(Your task): Reproduce verbatim the lines of the records below, starting with the line containing "table-cell: 0,000 [488,618,619,679]" and ending with the line containing "row-label: ROE [114,521,150,539]", both included.

(Information provided):
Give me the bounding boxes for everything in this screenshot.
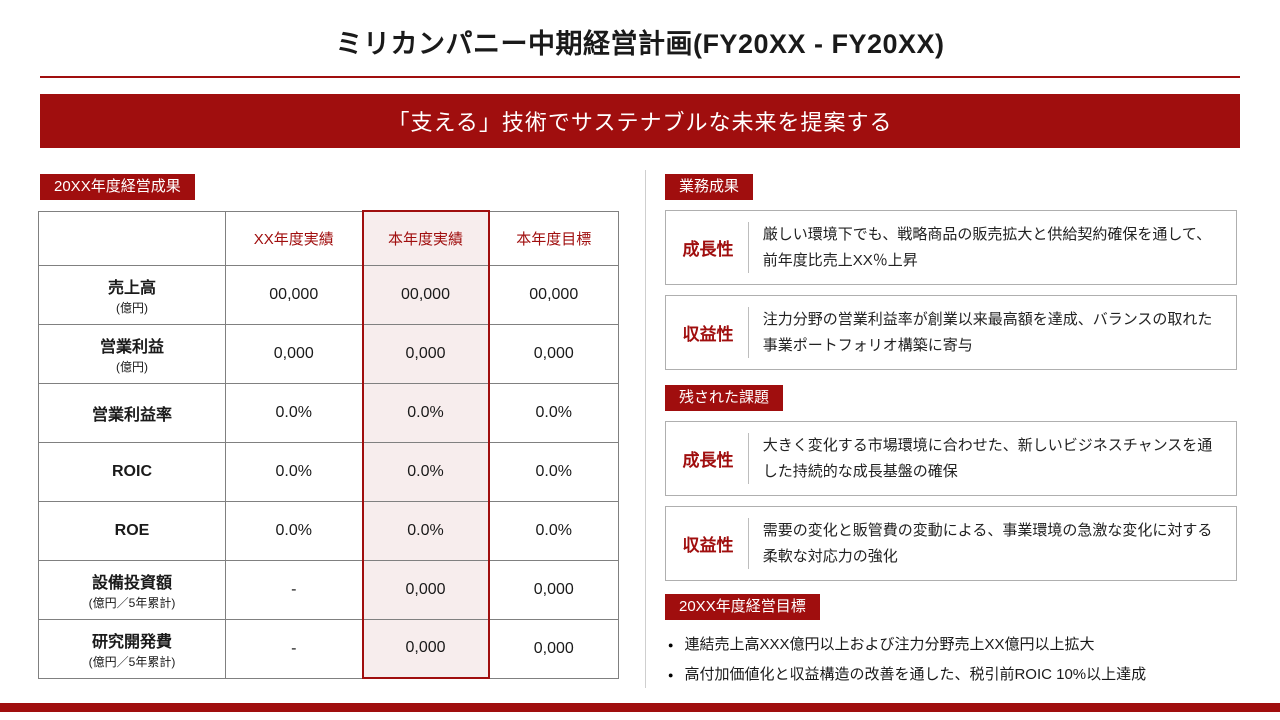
table-cell: 0,000 [488,618,619,679]
table-row: 営業利益 (億円) 0,000 0,000 0,000 [38,323,619,384]
table-cell: 0,000 [488,559,619,620]
page-title: ミリカンパニー中期経営計画(FY20XX - FY20XX) [335,29,945,59]
table-cell: 0.0% [488,441,619,502]
title-divider [40,76,1240,78]
table-cell: 0,000 [488,323,619,384]
result-box-label: 成長性 [682,240,734,259]
row-label: ROE [114,521,150,539]
bottom-bar [0,703,1280,712]
goals-list: ● 連結売上高XXX億円以上および注力分野売上XX億円以上拡大 ● 高付加価値化… [668,636,1238,696]
row-label: 営業利益率 [91,406,172,424]
row-sublabel: (億円) [116,359,148,374]
row-header: 売上高 (億円) [38,264,226,325]
goal-text: 連結売上高XXX億円以上および注力分野売上XX億円以上拡大 [684,636,1095,653]
issue-box-growth: 成長性 大きく変化する市場環境に合わせた、新しいビジネスチャンスを通した持続的な… [665,421,1237,496]
row-header: 営業利益 (億円) [38,323,226,384]
result-box-profitability: 収益性 注力分野の営業利益率が創業以来最高額を達成、バランスの取れた事業ポートフ… [665,295,1237,370]
table-cell: 00,000 [225,264,363,325]
row-header: 設備投資額 (億円／5年累計) [38,559,226,620]
table-row: 設備投資額 (億円／5年累計) - 0,000 0,000 [38,559,619,620]
row-header: 研究開発費 (億円／5年累計) [38,618,226,679]
row-header: 営業利益率 [38,382,226,443]
bullet-icon: ● [668,639,674,650]
section-badge-business-results: 業務成果 [665,174,754,200]
result-box-label: 収益性 [682,325,734,344]
box-divider [748,518,749,569]
issue-box-profitability: 収益性 需要の変化と販管費の変動による、事業環境の急激な変化に対する柔軟な対応力… [665,506,1237,581]
section-badge-financial-results: 20XX年度経営成果 [40,174,195,200]
table-cell-highlighted: 00,000 [361,264,490,325]
table-cell: - [225,559,363,620]
section-badge-management-goals: 20XX年度経営目標 [665,594,820,620]
result-box-text: 注力分野の営業利益率が創業以来最高額を達成、バランスの取れた事業ポートフォリオ構… [762,311,1213,354]
table-cell: 0.0% [488,500,619,561]
table-cell: 0.0% [225,382,363,443]
row-label: 設備投資額 [91,574,172,592]
goal-item: ● 連結売上高XXX億円以上および注力分野売上XX億円以上拡大 [668,636,1238,654]
result-box-growth: 成長性 厳しい環境下でも、戦略商品の販売拡大と供給契約確保を通して、前年度比売上… [665,210,1237,285]
table-row: 研究開発費 (億円／5年累計) - 0,000 0,000 [38,618,619,679]
table-cell-highlighted: 0,000 [361,618,490,679]
table-cell-highlighted: 0.0% [361,441,490,502]
table-cell: 0.0% [488,382,619,443]
slogan-banner: 「支える」技術でサステナブルな未来を提案する [40,94,1240,148]
bullet-icon: ● [668,669,674,680]
table-row: ROIC 0.0% 0.0% 0.0% [38,441,619,502]
table-cell: 0.0% [225,500,363,561]
table-cell: 00,000 [488,264,619,325]
issue-box-text: 需要の変化と販管費の変動による、事業環境の急激な変化に対する柔軟な対応力の強化 [762,522,1213,565]
issue-box-label: 収益性 [682,536,734,555]
vertical-divider [645,170,646,688]
row-sublabel: (億円) [116,300,148,315]
table-cell-highlighted: 0,000 [361,323,490,384]
goal-text: 高付加価値化と収益構造の改善を通した、税引前ROIC 10%以上達成 [684,666,1147,683]
table-cell: 0.0% [225,441,363,502]
box-divider [748,307,749,358]
row-label: ROIC [112,462,152,480]
table-cell-highlighted: 0.0% [361,382,490,443]
table-cell-highlighted: 0,000 [361,559,490,620]
issue-box-label: 成長性 [682,451,734,470]
table-row: ROE 0.0% 0.0% 0.0% [38,500,619,561]
table-row: 売上高 (億円) 00,000 00,000 00,000 [38,264,619,325]
row-sublabel: (億円／5年累計) [88,654,176,669]
goal-item: ● 高付加価値化と収益構造の改善を通した、税引前ROIC 10%以上達成 [668,666,1238,684]
section-badge-remaining-issues: 残された課題 [665,385,784,411]
table-corner-cell [38,210,226,266]
table-header-row: XX年度実績 本年度実績 本年度目標 [38,210,619,266]
row-sublabel: (億円／5年累計) [88,595,176,610]
row-label: 売上高 [107,279,156,297]
table-cell: - [225,618,363,679]
box-divider [748,433,749,484]
table-cell-highlighted: 0.0% [361,500,490,561]
result-box-text: 厳しい環境下でも、戦略商品の販売拡大と供給契約確保を通して、前年度比売上XX％上… [762,226,1212,269]
row-label: 研究開発費 [91,633,172,651]
table-row: 営業利益率 0.0% 0.0% 0.0% [38,382,619,443]
box-divider [748,222,749,273]
row-header: ROE [38,500,226,561]
column-header-highlighted: 本年度実績 [361,210,490,266]
column-header: XX年度実績 [225,210,363,266]
row-header: ROIC [38,441,226,502]
table-cell: 0,000 [225,323,363,384]
issue-box-text: 大きく変化する市場環境に合わせた、新しいビジネスチャンスを通した持続的な成長基盤… [762,437,1213,480]
row-label: 営業利益 [99,338,164,356]
column-header: 本年度目標 [488,210,619,266]
financial-results-table: XX年度実績 本年度実績 本年度目標 売上高 (億円) 00,000 00,00… [38,210,619,679]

(Exercise result):
table-cell: 0,000 [488,618,619,679]
table-row: 営業利益 (億円) 0,000 0,000 0,000 [38,323,619,384]
table-cell: 0,000 [488,559,619,620]
page-title: ミリカンパニー中期経営計画(FY20XX - FY20XX) [335,29,945,59]
table-cell: 0.0% [488,441,619,502]
title-divider [40,76,1240,78]
table-cell: 0,000 [488,323,619,384]
result-box-label: 成長性 [682,240,734,259]
row-label: ROE [114,521,150,539]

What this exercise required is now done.